= WHAT THE TASK REQUIRES =
Print all entries precisely as they are written.

****************************************

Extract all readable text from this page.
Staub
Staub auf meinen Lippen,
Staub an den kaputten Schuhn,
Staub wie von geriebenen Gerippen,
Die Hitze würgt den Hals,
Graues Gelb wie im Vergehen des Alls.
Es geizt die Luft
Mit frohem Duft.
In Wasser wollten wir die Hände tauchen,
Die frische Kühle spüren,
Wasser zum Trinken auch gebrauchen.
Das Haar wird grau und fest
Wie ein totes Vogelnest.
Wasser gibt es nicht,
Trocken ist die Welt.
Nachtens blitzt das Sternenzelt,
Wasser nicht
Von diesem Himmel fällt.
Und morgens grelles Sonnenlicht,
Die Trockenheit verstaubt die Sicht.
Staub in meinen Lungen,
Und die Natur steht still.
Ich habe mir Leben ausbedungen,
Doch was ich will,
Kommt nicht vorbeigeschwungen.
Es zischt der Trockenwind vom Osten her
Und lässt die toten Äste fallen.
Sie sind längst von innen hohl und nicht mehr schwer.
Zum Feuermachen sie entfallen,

****************************************

= SOLUTION FOR THIS PROBLEM =
Extract all readable text from this page.
Staub
Staub auf meinen Lippen,
Staub an den kaputten Schuhn,
Staub wie von geriebenen Gerippen,
Die Hitze würgt den Hals,
Graues Gelb wie im Vergehen des Alls.
Es geizt die Luft
Mit frohem Duft.
In Wasser wollten wir die Hände tauchen,
Die frische Kühle spüren,
Wasser zum Trinken auch gebrauchen.
Das Haar wird grau und fest
Wie ein totes Vogelnest.
Wasser gibt es nicht,
Trocken ist die Welt.
Nachtens blitzt das Sternenzelt,
Wasser nicht
Von diesem Himmel fällt.
Und morgens grelles Sonnenlicht,
Die Trockenheit verstaubt die Sicht.
Staub in meinen Lungen,
Und die Natur steht still.
Ich habe mir Leben ausbedungen,
Doch was ich will,
Kommt nicht vorbeigeschwungen.
Es zischt der Trockenwind vom Osten her
Und lässt die toten Äste fallen.
Sie sind längst von innen hohl und nicht mehr schwer.
Zum Feuermachen sie entfallen,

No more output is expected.